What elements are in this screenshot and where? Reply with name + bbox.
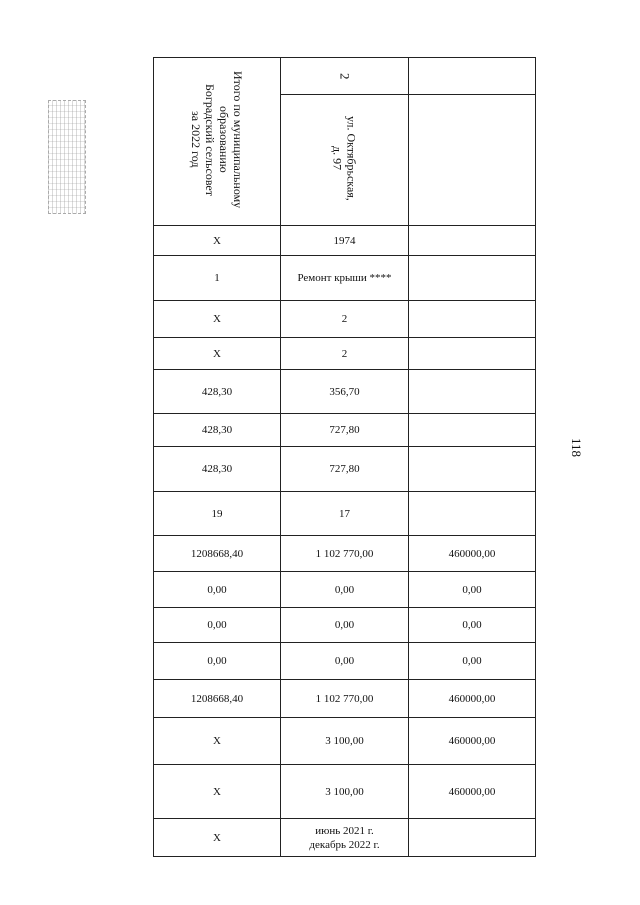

==

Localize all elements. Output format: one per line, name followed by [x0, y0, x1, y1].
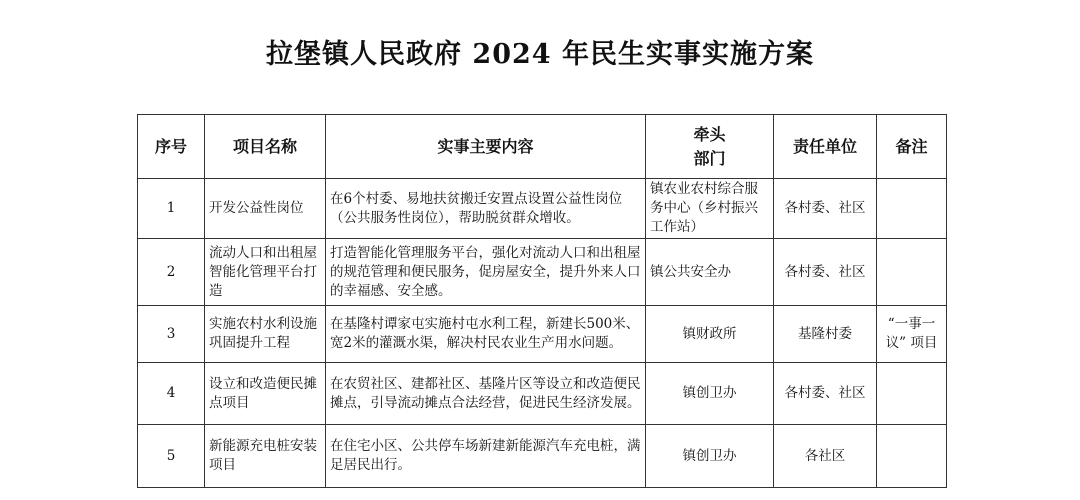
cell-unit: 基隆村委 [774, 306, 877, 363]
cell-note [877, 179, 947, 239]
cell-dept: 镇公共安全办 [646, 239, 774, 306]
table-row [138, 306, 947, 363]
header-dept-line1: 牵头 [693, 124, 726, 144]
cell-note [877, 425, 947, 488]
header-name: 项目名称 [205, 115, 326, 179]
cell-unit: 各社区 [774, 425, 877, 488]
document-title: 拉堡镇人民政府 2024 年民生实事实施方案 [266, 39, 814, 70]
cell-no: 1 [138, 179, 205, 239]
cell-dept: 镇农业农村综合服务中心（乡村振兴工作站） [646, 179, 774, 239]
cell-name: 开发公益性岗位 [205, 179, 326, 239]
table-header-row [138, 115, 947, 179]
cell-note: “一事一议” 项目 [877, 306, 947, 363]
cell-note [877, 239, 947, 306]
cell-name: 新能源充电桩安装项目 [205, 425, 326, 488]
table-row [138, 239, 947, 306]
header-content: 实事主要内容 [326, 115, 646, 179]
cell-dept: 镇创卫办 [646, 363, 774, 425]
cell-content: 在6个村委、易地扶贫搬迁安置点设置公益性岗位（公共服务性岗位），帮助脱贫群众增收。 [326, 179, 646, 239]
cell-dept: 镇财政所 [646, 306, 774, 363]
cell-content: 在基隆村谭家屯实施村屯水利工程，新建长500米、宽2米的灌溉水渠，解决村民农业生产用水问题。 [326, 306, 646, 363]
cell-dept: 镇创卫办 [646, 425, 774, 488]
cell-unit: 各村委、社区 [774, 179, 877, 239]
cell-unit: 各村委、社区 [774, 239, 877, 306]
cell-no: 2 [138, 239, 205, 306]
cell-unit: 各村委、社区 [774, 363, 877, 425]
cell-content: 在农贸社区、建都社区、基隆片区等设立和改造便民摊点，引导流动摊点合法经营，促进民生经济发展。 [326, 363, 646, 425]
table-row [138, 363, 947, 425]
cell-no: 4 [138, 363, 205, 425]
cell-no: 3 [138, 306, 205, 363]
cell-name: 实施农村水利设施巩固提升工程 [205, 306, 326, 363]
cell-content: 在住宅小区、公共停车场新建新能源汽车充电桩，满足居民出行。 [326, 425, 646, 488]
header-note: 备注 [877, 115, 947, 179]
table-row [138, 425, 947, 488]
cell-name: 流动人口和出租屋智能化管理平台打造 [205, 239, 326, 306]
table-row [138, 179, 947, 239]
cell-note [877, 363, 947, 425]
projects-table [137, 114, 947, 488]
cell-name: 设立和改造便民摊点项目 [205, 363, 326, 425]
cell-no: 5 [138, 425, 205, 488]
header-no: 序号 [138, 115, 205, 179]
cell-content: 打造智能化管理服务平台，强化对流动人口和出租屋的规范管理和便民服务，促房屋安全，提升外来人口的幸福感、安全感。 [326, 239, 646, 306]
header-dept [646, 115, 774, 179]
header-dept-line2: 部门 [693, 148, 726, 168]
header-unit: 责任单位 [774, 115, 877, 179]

• **What to do**
Return every line above that contains the string "elements".

• **Answer in full**
What elements are in this screenshot and where? Reply with name + bbox.
Localize all elements. Output format: one per line, name followed by [x0, y0, x1, y1].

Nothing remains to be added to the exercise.